== INSTRUCTIONS TO FOLLOW ==
Select each line where the word "físico" appears.

== SUPPLIED INFORMATION ==
════════

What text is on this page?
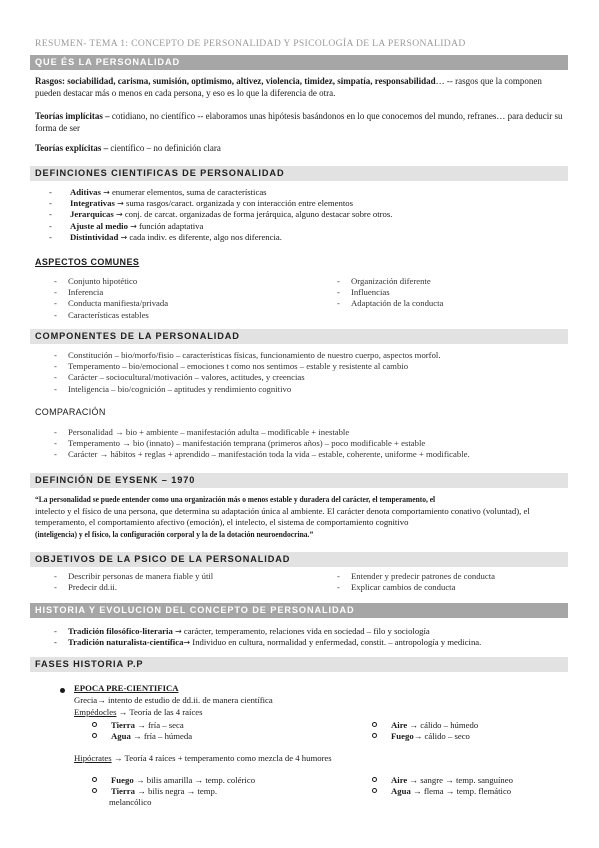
RESUMEN- TEMA 1: CONCEPTO DE PERSONALIDAD Y PSICOLOGÍA DE LA PERSONALIDAD
QUE ÉS LA PERSONALIDAD
Rasgos: sociabilidad, carisma, sumisión, optimismo, altivez, violencia, timidez, simpatía, responsabilidad… -- rasgos que la componen pueden destacar más o menos en cada persona, y eso es lo que la diferencia de otra.
Teorías implícitas – cotidiano, no científico -- elaboramos unas hipótesis basándonos en lo que conocemos del mundo, refranes… para deducir su forma de ser
Teorías explícitas – científico – no definición clara
DEFINCIONES CIENTIFICAS DE PERSONALIDAD
- Aditivas → enumerar elementos, suma de características
- Integrativas → suma rasgos/caract. organizada y con interacción entre elementos
- Jerarquicas → conj. de carcat. organizadas de forma jerárquica, alguno destacar sobre otros.
- Ajuste al medio → función adaptativa
- Distintividad → cada indiv. es diferente, algo nos diferencia.
ASPECTOS COMUNES
- Conjunto hipotético
- Inferencia
- Conducta manifiesta/privada
- Características estables
- Organización diferente
- Influencias
- Adaptación de la conducta
COMPONENTES DE LA PERSONALIDAD
- Constitución – bio/morfo/fisio – características físicas, funcionamiento de nuestro cuerpo, aspectos morfol.
- Temperamento – bio/emocional – emociones t como nos sentimos – estable y resistente al cambio
- Carácter – sociocultural/motivación – valores, actitudes, y creencias
- Inteligencia – bio/cognición – aptitudes y rendimiento cognitivo
COMPARACIÓN
- Personalidad → bio + ambiente – manifestación adulta – modificable + inestable
- Temperamento → bio (innato) – manifestación temprana (primeros años) – poco modificable + estable
- Carácter → hábitos + reglas + aprendido – manifestación toda la vida – estable, coherente, uniforme + modificable.
DEFINCIÓN DE EYSENK – 1970
“La personalidad se puede entender como una organización más o menos estable y duradera del carácter, el temperamento, el
intelecto y el físico de una persona, que determina su adaptación única al ambiente. El carácter denota comportamiento conativo (voluntad), el temperamento, el comportamiento afectivo (emoción), el intelecto, el sistema de comportamiento cognitivo
(inteligencia) y el físico, la configuración corporal y la de la dotación neuroendocrina.”
OBJETIVOS DE LA PSICO DE LA PERSONALIDAD
- Describir personas de manera fiable y útil
- Predecir dd.ii.
- Entender y predecir patrones de conducta
- Explicar cambios de conducta
HISTORIA Y EVOLUCION DEL CONCEPTO DE PERSONALIDAD
- Tradición filosófico-literaria → carácter, temperamento, relaciones vida en sociedad – filo y sociología
- Tradición naturalista-científica→ Individuo en cultura, normalidad y enfermedad, constit. – antropología y medicina.
FASES HISTORIA P.P
EPOCA PRE-CIENTIFICA
Grecia→ intento de estudio de dd.ii. de manera científica
Empédocles → Teoría de las 4 raíces
Tierra → fría – seca
Agua → fría – húmeda
Aire → cálido – húmedo
Fuego→ cálido – seco
Hipócrates → Teoría 4 raíces + temperamento como mezcla de 4 humores
Fuego → bilis amarilla → temp. colérico
Tierra → bilis negra → temp.
melancólico
Aire → sangre → temp. sanguíneo
Agua → flema → temp. flemático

════════

== RESPONSE TO THIS EXERCISE ==
intelecto y el físico de una persona, que determina su adaptación única al ambiente. El carácter denota comportamiento conativo (voluntad), el temperamento, el comportamiento afectivo (emoción), el intelecto, el sistema de comportamiento cognitivo
(inteligencia) y el físico, la configuración corporal y la de la dotación neuroendocrina.”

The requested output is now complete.